Récemment introduite en Bourse, la valorisation de SpaceX s’établit désormais à 2 300 milliards de dollars (au 15 juin 2026). À elle seule, la firme d'Elon Musk pèse près de huit fois le géant du luxe LVMH, première capitalisation française évaluée à environ 292 milliards de dollars (254 milliards d'euros), et talonne le CAC 40 dans son ensemble (2 450 milliards de dollars au 15 juin 2026). Ce mastodonte de l'espace surclasse également la production de richesse de puissances du G7 : sa capitalisation boursière s’approche désormais du PIB nominal de l'Italie (2 712 milliards de dollars) ou du Canada (2 500 milliards de dollars).
L'insolente suprématie digitale des États-Unis, portée également par le leadership de NVIDIA et Micron dans les puces IA, distance chaque jour un peu plus le Vieux Continent. Face à ce décrochage technologique, il est désormais vital pour l’Union européenne d'instaurer une politique agressive de souveraineté numérique et industrielle sur les semi-conducteurs si elle veut éviter une dépendance géopolitique irréversible.

******

> [QUESTIONS]
1. Mettez à jour le texte sur SpaceX : recopiez-le en commençant aux mots "Récemment introduite en" et en vous arrêtant après les mots "milliards de dollars).", avec "LVMH" remplacé par "Hermès".
2. Écrivez la suite du texte sur SpaceX et la souveraineté numérique européenne, après sa dernière phrase.

******

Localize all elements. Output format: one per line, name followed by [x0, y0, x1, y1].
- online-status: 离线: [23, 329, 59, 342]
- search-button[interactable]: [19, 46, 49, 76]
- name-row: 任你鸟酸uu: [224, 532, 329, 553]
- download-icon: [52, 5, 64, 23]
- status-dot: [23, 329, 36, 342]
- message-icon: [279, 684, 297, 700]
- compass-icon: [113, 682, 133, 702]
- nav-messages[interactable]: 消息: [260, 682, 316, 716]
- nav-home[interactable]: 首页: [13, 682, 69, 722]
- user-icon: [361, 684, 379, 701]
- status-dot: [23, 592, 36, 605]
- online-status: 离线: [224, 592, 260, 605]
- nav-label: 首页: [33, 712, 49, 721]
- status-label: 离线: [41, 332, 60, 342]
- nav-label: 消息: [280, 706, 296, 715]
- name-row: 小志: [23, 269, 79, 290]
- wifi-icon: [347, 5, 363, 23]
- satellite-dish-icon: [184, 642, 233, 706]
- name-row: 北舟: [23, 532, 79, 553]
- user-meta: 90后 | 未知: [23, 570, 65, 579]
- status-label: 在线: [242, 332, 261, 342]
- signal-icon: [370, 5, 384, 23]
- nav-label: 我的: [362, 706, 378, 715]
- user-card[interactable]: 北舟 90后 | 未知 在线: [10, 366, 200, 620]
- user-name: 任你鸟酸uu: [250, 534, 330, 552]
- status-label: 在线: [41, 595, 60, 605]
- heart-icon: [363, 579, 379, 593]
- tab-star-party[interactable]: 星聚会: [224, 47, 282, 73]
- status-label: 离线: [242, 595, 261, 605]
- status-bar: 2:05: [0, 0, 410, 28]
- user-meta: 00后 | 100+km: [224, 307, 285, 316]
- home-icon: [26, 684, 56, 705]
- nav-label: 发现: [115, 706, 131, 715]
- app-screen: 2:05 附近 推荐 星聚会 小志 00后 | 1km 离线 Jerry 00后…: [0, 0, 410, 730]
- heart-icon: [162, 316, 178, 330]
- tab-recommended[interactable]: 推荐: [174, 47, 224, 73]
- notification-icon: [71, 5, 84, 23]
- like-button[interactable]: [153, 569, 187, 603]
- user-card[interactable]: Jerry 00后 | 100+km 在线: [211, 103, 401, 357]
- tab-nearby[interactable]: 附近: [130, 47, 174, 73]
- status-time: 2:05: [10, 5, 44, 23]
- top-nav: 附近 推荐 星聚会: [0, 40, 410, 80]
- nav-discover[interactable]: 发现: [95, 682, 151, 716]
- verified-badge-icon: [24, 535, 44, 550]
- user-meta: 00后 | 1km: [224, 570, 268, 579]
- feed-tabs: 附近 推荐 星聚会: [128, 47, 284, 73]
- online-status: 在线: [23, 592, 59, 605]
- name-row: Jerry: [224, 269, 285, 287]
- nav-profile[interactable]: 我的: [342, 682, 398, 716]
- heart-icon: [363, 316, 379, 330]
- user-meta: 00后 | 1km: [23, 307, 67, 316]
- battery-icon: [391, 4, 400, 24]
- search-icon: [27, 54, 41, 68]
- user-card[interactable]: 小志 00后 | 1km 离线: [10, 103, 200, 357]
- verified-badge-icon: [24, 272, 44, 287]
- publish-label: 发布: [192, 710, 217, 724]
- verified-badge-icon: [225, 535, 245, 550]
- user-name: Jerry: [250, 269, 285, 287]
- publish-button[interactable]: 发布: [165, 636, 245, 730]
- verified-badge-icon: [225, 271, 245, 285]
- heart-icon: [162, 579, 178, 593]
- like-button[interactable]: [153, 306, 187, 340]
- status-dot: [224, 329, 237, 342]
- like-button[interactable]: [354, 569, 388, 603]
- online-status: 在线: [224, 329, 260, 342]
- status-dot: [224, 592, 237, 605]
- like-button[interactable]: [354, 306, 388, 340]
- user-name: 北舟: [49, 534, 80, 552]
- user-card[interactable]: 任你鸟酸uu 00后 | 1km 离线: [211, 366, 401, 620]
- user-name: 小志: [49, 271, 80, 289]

******

> [RÉPONSES]
1.
Récemment introduite en Bourse, la valorisation de SpaceX s’établit désormais à 2 300 milliards de dollars (au 15 juin 2026). À elle seule, la firme d'Elon Musk pèse près de huit fois le géant du luxe Hermès, première capitalisation française évaluée à environ 292 milliards de dollars (254 milliards d'euros), et talonne le CAC 40 dans son ensemble (2 450 milliards de dollars au 15 juin 2026). Ce mastodonte de l'espace surclasse également la production de richesse de puissances du G7 : sa capitalisation boursière s’approche désormais du PIB nominal de l'Italie (2 712 milliards de dollars) ou du Canada (2 500 milliards de dollars).

2.
C'est la raison pour laquelle l’Europe a fait de la maîtrise des semi-conducteurs un enjeu crucial de souveraineté technologique et industrielle. Pour y parvenir, l'Union européenne a déployé le European Chips Act, un plan massif visant à mobiliser plus de 43 milliards d'euros d'investissements publics et privés d'ici 2030. L’objectif est de porter la part de marché de l’Europe dans la production mondiale de semi-conducteurs à 20 % d’ici 2030, contre 12 % aujourd’hui.
Ce dispositif profite en priorité aux grandes régions industrielles et de recherche microélectronique, notamment la Saxe en Allemagne (autour de Dresde), et Auvergne-Rhône-Alpes en France, avec un impact important sur la création d'emplois de qualité dans ces régions.
Ainsi, en France, Grenoble et sa périphérie renforcent leur statut de "Silicon Valley européenne". Cette dynamique attire d'autres entreprises technologiques et start-ups gravitant autour de la microélectronique. On peut également mentionner le développement d'un écosystème collaboratif unique, porté par des partenariats historiques avec des organismes de recherche de rang mondial (comme le CEA-Leti) et des universités de renom en France et en Italie.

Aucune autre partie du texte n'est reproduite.